YOUR GOAL. Where a line of the listing below includes the word "values", reproduce that line.

EXTRACTED MATERIAL.
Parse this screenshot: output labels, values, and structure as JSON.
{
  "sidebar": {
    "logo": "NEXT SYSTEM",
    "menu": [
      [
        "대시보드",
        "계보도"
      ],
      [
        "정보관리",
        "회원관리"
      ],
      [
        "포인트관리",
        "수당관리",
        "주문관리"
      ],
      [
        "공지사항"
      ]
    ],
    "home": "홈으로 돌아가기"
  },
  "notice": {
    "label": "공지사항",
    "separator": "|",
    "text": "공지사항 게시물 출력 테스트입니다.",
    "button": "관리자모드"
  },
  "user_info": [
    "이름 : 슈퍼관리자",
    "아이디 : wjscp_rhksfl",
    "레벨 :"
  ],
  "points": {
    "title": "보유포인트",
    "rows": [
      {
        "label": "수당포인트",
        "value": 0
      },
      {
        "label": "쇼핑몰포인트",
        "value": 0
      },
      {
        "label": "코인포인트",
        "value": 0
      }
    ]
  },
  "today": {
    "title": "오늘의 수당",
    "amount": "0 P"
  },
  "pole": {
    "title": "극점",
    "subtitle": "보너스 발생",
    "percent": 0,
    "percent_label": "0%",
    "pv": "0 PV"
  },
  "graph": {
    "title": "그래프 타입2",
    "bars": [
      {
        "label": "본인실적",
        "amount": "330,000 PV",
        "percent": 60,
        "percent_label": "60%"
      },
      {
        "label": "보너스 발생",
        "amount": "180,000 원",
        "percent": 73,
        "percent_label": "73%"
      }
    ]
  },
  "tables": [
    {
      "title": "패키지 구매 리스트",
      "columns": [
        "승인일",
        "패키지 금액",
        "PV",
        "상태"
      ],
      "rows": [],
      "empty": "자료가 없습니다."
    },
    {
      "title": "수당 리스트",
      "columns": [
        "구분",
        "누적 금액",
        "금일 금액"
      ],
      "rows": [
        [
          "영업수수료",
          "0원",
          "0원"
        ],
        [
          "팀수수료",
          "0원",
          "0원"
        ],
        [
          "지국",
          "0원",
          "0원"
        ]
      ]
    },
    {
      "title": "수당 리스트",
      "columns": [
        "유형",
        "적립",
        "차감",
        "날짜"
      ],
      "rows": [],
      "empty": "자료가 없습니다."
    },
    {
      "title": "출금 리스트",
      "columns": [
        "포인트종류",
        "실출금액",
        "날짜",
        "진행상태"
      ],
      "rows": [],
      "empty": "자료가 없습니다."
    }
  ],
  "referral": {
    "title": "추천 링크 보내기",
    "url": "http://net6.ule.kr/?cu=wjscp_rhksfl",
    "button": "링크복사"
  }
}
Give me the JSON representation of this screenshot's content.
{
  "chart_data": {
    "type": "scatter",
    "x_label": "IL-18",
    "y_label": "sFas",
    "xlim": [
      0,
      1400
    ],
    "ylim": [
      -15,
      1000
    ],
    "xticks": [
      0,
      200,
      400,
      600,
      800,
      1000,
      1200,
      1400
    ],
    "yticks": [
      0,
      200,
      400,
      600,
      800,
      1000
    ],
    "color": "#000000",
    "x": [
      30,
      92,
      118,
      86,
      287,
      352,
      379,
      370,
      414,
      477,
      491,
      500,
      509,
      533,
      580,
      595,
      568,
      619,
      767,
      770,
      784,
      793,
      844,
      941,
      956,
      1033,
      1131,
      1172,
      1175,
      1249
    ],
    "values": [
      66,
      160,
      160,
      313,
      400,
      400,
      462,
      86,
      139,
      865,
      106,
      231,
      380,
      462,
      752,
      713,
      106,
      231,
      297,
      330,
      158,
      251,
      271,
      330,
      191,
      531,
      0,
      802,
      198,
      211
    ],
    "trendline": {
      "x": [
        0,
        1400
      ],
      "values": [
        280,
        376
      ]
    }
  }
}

FINISHED EXERCISE.
Parse this screenshot: output labels, values, and structure as JSON.
    "values": [
      "values": [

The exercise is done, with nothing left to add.